• _Your instructions_
Output each entry below as it stands, leaving out every picture.

• _Supplied material_
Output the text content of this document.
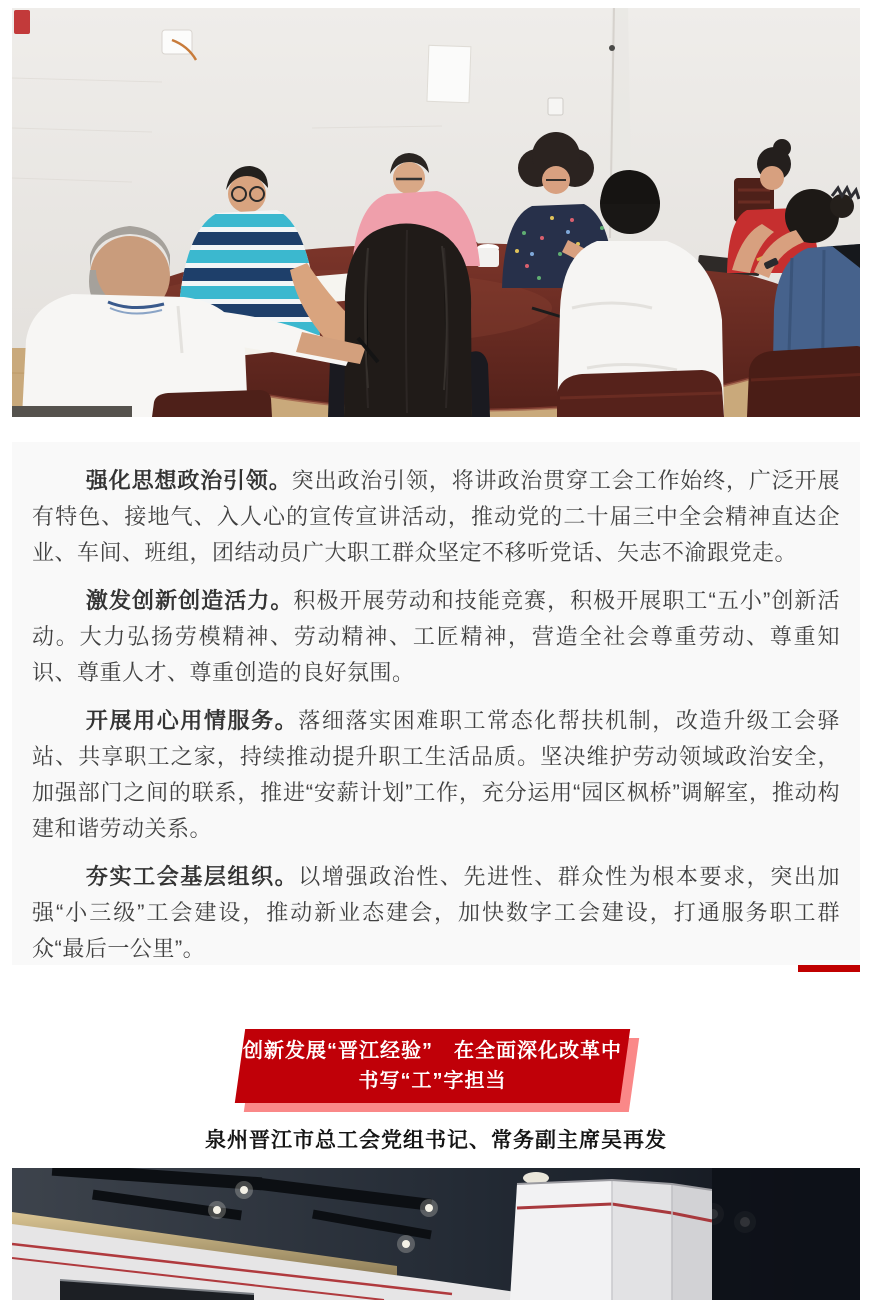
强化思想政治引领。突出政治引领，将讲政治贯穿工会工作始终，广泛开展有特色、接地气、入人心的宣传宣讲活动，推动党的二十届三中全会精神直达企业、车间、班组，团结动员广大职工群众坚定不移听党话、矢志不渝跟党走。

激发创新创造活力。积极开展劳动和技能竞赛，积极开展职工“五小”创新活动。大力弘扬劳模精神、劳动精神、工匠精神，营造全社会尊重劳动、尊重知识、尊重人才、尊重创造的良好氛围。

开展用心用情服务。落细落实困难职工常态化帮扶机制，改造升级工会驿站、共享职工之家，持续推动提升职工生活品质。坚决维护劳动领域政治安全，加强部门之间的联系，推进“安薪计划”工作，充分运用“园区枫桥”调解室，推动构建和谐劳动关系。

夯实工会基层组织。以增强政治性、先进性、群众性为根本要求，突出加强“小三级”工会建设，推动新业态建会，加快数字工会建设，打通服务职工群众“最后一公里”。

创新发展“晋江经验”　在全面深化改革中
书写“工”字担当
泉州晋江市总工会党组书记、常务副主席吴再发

• _In response_
Output the text content of this document.
强化思想政治引领。突出政治引领，将讲政治贯穿工会工作始终，广泛开展有特色、接地气、入人心的宣传宣讲活动，推动党的二十届三中全会精神直达企业、车间、班组，团结动员广大职工群众坚定不移听党话、矢志不渝跟党走。

激发创新创造活力。积极开展劳动和技能竞赛，积极开展职工“五小”创新活动。大力弘扬劳模精神、劳动精神、工匠精神，营造全社会尊重劳动、尊重知识、尊重人才、尊重创造的良好氛围。

开展用心用情服务。落细落实困难职工常态化帮扶机制，改造升级工会驿站、共享职工之家，持续推动提升职工生活品质。坚决维护劳动领域政治安全，加强部门之间的联系，推进“安薪计划”工作，充分运用“园区枫桥”调解室，推动构建和谐劳动关系。

夯实工会基层组织。以增强政治性、先进性、群众性为根本要求，突出加强“小三级”工会建设，推动新业态建会，加快数字工会建设，打通服务职工群众“最后一公里”。

创新发展“晋江经验”　在全面深化改革中
书写“工”字担当
泉州晋江市总工会党组书记、常务副主席吴再发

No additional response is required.